Dataset excerpt:
....
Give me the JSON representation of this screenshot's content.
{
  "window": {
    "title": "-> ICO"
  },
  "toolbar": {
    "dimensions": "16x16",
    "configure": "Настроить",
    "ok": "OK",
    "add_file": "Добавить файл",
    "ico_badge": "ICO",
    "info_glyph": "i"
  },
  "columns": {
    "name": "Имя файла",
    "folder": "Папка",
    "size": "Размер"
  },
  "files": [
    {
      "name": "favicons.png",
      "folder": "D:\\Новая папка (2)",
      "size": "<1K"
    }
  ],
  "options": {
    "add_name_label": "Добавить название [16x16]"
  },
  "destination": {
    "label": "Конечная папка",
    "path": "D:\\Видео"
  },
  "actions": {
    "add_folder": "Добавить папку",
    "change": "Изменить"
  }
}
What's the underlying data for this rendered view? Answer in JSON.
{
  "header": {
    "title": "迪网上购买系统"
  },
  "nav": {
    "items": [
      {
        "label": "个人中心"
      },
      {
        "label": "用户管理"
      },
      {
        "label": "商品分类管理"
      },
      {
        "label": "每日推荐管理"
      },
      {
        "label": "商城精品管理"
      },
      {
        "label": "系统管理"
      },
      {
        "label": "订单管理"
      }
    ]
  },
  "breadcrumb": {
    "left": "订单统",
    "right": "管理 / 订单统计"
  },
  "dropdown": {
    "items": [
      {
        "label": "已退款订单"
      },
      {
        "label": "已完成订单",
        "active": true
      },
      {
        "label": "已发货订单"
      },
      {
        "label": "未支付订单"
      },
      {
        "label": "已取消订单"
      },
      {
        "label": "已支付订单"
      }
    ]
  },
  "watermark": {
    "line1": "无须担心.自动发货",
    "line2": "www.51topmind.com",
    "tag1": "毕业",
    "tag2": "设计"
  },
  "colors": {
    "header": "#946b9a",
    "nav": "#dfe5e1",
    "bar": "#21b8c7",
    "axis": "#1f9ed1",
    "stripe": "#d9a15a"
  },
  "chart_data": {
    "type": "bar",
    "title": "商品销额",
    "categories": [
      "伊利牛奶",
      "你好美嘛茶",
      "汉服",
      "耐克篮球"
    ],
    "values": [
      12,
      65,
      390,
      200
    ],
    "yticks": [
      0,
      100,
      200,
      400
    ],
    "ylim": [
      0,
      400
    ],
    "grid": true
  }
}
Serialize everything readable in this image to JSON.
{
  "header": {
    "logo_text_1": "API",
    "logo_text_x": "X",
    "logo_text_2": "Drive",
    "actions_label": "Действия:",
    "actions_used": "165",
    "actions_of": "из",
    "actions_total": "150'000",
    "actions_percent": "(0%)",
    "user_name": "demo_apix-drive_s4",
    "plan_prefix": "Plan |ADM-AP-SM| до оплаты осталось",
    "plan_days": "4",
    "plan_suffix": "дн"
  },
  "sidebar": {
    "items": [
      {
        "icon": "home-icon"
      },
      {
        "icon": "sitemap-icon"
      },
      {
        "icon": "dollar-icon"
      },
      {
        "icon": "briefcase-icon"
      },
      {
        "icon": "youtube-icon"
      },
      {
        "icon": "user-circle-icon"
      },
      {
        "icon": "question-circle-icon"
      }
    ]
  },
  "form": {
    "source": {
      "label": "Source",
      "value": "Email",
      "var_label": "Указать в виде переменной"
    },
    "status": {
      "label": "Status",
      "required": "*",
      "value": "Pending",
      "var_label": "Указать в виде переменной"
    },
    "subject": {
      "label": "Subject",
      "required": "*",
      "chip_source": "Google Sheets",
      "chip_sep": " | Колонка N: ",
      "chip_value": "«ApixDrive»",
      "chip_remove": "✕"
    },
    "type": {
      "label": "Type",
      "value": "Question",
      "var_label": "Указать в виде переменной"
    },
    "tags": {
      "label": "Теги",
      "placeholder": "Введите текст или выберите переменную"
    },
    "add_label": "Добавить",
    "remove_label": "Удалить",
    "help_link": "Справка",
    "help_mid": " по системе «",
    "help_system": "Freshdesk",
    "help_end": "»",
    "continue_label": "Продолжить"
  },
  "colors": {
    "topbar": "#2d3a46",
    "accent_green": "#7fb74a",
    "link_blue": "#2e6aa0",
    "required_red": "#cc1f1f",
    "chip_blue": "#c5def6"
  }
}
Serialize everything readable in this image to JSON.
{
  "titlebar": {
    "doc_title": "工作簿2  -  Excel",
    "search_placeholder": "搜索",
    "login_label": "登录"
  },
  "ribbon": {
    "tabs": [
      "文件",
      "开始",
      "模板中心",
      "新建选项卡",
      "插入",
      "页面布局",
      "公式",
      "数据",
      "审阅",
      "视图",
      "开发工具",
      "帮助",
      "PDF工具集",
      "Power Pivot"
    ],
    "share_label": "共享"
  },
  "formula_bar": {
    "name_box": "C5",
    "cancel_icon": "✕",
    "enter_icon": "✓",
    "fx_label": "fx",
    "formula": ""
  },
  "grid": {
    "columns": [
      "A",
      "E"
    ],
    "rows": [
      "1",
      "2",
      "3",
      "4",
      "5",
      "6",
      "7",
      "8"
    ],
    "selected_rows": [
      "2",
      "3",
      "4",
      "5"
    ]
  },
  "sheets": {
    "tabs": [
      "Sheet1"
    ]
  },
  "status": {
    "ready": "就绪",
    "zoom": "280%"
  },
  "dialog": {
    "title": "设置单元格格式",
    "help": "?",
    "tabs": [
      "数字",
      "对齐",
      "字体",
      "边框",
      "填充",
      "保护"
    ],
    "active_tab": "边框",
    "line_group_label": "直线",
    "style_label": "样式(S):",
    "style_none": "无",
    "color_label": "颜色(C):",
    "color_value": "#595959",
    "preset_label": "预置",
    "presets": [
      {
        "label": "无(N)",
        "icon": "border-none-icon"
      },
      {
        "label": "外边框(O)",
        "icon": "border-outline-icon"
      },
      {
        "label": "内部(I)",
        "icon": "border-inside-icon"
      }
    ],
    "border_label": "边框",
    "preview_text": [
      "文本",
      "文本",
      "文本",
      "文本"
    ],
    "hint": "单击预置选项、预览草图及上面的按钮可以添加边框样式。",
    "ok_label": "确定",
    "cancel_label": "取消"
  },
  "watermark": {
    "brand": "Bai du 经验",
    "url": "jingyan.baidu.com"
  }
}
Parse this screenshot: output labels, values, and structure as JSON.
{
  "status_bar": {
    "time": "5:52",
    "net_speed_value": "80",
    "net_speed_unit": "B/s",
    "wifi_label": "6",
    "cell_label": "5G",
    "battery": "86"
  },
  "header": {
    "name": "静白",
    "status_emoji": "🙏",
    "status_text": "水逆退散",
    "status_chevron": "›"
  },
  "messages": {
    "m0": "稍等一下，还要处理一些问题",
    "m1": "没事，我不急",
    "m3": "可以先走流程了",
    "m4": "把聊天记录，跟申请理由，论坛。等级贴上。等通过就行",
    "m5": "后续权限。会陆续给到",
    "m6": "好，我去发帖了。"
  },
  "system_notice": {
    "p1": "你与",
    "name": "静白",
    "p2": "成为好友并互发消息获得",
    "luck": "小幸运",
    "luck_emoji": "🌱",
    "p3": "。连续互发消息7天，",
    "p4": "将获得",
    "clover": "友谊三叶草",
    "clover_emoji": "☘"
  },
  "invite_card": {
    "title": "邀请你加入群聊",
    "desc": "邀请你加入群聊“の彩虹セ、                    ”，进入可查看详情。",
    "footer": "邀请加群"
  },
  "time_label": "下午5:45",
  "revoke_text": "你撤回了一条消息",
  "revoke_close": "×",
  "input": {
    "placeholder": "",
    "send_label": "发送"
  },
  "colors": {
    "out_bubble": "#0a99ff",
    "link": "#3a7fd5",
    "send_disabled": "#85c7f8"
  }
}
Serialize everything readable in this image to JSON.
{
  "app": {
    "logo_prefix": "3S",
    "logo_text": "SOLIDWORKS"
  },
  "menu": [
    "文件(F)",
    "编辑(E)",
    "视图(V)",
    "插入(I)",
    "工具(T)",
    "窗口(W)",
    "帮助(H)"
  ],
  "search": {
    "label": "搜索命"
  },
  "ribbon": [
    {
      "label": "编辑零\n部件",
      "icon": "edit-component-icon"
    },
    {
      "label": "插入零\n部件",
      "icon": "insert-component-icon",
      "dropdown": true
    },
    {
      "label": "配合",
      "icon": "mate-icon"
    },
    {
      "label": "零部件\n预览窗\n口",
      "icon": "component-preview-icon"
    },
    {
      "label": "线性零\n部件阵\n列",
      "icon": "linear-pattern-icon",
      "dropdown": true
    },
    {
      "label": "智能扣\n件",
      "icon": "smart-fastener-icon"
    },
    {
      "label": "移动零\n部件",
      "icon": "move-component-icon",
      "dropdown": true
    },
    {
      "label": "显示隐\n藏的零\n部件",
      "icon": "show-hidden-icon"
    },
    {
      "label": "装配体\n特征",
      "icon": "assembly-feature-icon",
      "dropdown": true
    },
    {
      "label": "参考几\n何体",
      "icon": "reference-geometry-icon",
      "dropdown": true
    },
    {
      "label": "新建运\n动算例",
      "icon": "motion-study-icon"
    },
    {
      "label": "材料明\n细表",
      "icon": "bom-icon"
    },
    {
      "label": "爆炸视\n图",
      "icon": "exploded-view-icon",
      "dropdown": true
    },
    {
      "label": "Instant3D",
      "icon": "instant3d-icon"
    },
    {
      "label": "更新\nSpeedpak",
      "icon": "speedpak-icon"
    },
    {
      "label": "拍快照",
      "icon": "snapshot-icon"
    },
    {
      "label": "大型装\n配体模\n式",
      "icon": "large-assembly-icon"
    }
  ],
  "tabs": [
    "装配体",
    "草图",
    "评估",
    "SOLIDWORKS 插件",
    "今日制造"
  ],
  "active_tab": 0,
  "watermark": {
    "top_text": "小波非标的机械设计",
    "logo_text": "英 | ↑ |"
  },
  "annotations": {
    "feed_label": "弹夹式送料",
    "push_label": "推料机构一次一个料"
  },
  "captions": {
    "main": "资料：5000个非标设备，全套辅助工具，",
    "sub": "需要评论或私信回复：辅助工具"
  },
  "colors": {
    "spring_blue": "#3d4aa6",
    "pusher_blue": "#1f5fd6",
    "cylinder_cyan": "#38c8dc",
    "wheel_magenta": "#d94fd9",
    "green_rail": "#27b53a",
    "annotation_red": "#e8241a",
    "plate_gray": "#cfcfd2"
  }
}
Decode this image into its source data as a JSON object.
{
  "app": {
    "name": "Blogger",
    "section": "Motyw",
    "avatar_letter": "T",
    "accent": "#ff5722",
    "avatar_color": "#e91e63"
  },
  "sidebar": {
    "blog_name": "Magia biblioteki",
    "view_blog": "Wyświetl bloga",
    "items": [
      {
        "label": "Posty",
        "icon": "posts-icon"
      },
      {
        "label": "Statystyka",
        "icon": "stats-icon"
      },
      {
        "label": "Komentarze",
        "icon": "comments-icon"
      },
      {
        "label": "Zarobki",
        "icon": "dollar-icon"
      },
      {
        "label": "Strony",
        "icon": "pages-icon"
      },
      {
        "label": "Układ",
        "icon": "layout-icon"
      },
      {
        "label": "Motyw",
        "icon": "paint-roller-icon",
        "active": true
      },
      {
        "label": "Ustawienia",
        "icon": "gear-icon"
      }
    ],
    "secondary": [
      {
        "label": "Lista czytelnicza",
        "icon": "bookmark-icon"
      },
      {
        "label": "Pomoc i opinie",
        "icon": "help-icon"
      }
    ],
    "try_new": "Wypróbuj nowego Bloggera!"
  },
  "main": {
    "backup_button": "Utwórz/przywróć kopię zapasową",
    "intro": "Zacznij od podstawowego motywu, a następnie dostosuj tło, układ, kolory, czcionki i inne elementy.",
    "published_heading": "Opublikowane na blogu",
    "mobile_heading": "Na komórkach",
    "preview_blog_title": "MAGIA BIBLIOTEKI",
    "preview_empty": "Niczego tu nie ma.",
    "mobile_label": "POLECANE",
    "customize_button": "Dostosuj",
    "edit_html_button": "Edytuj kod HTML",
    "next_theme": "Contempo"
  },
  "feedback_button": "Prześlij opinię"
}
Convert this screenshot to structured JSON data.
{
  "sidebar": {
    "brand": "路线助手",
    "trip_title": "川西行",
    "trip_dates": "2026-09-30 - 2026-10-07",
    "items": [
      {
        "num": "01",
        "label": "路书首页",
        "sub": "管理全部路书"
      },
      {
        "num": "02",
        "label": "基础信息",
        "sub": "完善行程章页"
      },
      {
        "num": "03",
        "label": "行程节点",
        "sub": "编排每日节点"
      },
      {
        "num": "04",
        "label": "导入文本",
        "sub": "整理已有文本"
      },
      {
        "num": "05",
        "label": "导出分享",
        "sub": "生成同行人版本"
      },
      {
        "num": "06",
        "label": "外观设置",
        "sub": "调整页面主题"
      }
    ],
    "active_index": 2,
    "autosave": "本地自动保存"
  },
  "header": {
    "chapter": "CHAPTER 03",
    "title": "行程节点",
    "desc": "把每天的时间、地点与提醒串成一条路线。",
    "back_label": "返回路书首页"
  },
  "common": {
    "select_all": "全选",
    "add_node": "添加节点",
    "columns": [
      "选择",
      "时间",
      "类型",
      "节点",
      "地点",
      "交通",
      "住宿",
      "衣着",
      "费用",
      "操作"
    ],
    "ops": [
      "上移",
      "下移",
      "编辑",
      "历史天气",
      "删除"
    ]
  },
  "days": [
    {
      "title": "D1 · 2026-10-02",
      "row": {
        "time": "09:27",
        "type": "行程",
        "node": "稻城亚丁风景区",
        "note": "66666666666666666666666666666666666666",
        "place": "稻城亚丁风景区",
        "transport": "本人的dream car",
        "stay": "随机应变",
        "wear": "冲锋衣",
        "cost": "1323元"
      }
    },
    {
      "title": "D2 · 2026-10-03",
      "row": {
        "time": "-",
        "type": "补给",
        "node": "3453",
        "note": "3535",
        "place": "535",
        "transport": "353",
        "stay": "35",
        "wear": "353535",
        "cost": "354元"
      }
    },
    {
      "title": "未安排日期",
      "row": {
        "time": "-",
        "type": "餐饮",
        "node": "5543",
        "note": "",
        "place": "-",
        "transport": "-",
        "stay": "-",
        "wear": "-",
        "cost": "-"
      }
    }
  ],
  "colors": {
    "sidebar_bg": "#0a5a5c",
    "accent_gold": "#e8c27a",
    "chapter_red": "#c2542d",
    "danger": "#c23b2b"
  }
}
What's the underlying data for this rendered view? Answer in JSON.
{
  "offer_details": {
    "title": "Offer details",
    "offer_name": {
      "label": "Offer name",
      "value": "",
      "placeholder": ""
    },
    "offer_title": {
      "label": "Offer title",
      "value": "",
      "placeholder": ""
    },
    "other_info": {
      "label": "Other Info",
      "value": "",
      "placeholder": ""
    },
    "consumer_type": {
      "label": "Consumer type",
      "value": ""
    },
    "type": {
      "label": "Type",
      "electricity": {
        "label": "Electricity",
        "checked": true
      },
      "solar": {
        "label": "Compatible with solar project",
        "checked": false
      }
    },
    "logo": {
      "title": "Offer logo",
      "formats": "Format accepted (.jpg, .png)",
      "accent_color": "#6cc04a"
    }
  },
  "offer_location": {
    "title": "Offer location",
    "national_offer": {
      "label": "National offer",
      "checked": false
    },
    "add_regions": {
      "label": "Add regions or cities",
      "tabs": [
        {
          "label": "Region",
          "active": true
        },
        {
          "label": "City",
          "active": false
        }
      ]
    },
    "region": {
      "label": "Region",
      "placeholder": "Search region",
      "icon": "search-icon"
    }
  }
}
....
• Your goal
Pull out every line of the records that includes the string "component".

• Answer to the task
      "icon": "edit-component-icon"
      "icon": "insert-component-icon",
      "icon": "component-preview-icon"
      "icon": "move-component-icon",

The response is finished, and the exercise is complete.